* Begin *
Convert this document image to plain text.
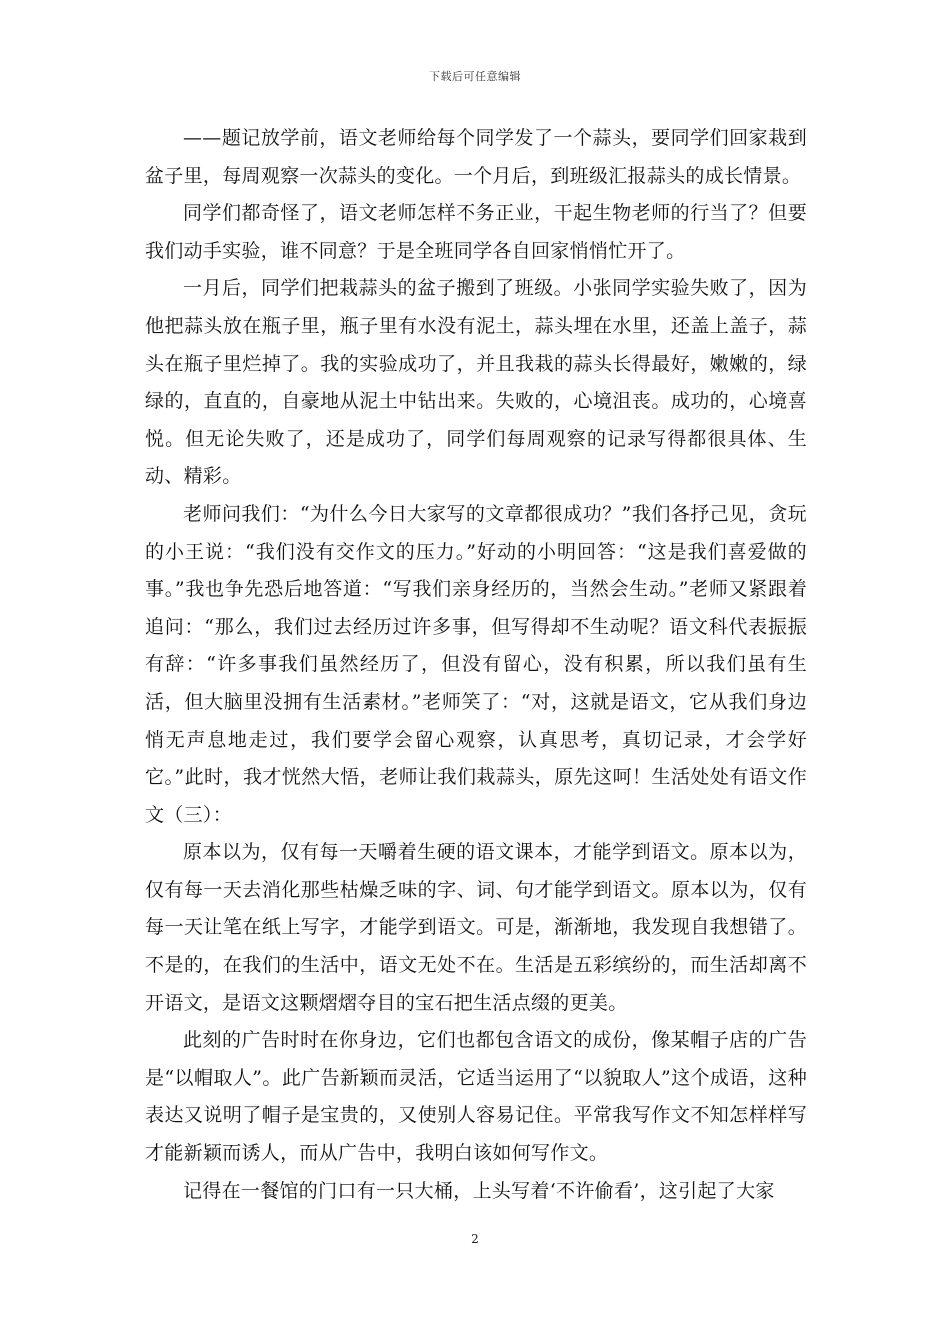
下载后可任意编辑

——题记放学前，语文老师给每个同学发了一个蒜头，要同学们回家栽到盆子里，每周观察一次蒜头的变化。一个月后，到班级汇报蒜头的成长情景。

同学们都奇怪了，语文老师怎样不务正业，干起生物老师的行当了？但要我们动手实验，谁不同意？于是全班同学各自回家悄悄忙开了。

一月后，同学们把栽蒜头的盆子搬到了班级。小张同学实验失败了，因为他把蒜头放在瓶子里，瓶子里有水没有泥土，蒜头埋在水里，还盖上盖子，蒜头在瓶子里烂掉了。我的实验成功了，并且我栽的蒜头长得最好，嫩嫩的，绿绿的，直直的，自豪地从泥土中钻出来。失败的，心境沮丧。成功的，心境喜悦。但无论失败了，还是成功了，同学们每周观察的记录写得都很具体、生动、精彩。

老师问我们：“为什么今日大家写的文章都很成功？”我们各抒己见，贪玩的小王说：“我们没有交作文的压力。”好动的小明回答：“这是我们喜爱做的事。”我也争先恐后地答道：“写我们亲身经历的，当然会生动。”老师又紧跟着追问：“那么，我们过去经历过许多事，但写得却不生动呢？语文科代表振振有辞：“许多事我们虽然经历了，但没有留心，没有积累，所以我们虽有生活，但大脑里没拥有生活素材。”老师笑了：“对，这就是语文，它从我们身边悄无声息地走过，我们要学会留心观察，认真思考，真切记录，才会学好它。”此时，我才恍然大悟，老师让我们栽蒜头，原先这呵！生活处处有语文作文（三）：

原本以为，仅有每一天嚼着生硬的语文课本，才能学到语文。原本以为，仅有每一天去消化那些枯燥乏味的字、词、句才能学到语文。原本以为，仅有每一天让笔在纸上写字，才能学到语文。可是，渐渐地，我发现自我想错了。不是的，在我们的生活中，语文无处不在。生活是五彩缤纷的，而生活却离不开语文，是语文这颗熠熠夺目的宝石把生活点缀的更美。

此刻的广告时时在你身边，它们也都包含语文的成份，像某帽子店的广告是“以帽取人”。此广告新颖而灵活，它适当运用了“以貌取人”这个成语，这种表达又说明了帽子是宝贵的，又使别人容易记住。平常我写作文不知怎样样写才能新颖而诱人，而从广告中，我明白该如何写作文。

记得在一餐馆的门口有一只大桶，上头写着‘不许偷看’，这引起了大家

2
* End *
**REQUIREMENT:** Reproduce the entries above exactly. Do not include the images.

**EXERCISE RESULT:**
Convert this document image to plain text.
下载后可任意编辑

——题记放学前，语文老师给每个同学发了一个蒜头，要同学们回家栽到盆子里，每周观察一次蒜头的变化。一个月后，到班级汇报蒜头的成长情景。

同学们都奇怪了，语文老师怎样不务正业，干起生物老师的行当了？但要我们动手实验，谁不同意？于是全班同学各自回家悄悄忙开了。

一月后，同学们把栽蒜头的盆子搬到了班级。小张同学实验失败了，因为他把蒜头放在瓶子里，瓶子里有水没有泥土，蒜头埋在水里，还盖上盖子，蒜头在瓶子里烂掉了。我的实验成功了，并且我栽的蒜头长得最好，嫩嫩的，绿绿的，直直的，自豪地从泥土中钻出来。失败的，心境沮丧。成功的，心境喜悦。但无论失败了，还是成功了，同学们每周观察的记录写得都很具体、生动、精彩。

老师问我们：“为什么今日大家写的文章都很成功？”我们各抒己见，贪玩的小王说：“我们没有交作文的压力。”好动的小明回答：“这是我们喜爱做的事。”我也争先恐后地答道：“写我们亲身经历的，当然会生动。”老师又紧跟着追问：“那么，我们过去经历过许多事，但写得却不生动呢？语文科代表振振有辞：“许多事我们虽然经历了，但没有留心，没有积累，所以我们虽有生活，但大脑里没拥有生活素材。”老师笑了：“对，这就是语文，它从我们身边悄无声息地走过，我们要学会留心观察，认真思考，真切记录，才会学好它。”此时，我才恍然大悟，老师让我们栽蒜头，原先这呵！生活处处有语文作文（三）：

原本以为，仅有每一天嚼着生硬的语文课本，才能学到语文。原本以为，仅有每一天去消化那些枯燥乏味的字、词、句才能学到语文。原本以为，仅有每一天让笔在纸上写字，才能学到语文。可是，渐渐地，我发现自我想错了。不是的，在我们的生活中，语文无处不在。生活是五彩缤纷的，而生活却离不开语文，是语文这颗熠熠夺目的宝石把生活点缀的更美。

此刻的广告时时在你身边，它们也都包含语文的成份，像某帽子店的广告是“以帽取人”。此广告新颖而灵活，它适当运用了“以貌取人”这个成语，这种表达又说明了帽子是宝贵的，又使别人容易记住。平常我写作文不知怎样样写才能新颖而诱人，而从广告中，我明白该如何写作文。

记得在一餐馆的门口有一只大桶，上头写着‘不许偷看’，这引起了大家

2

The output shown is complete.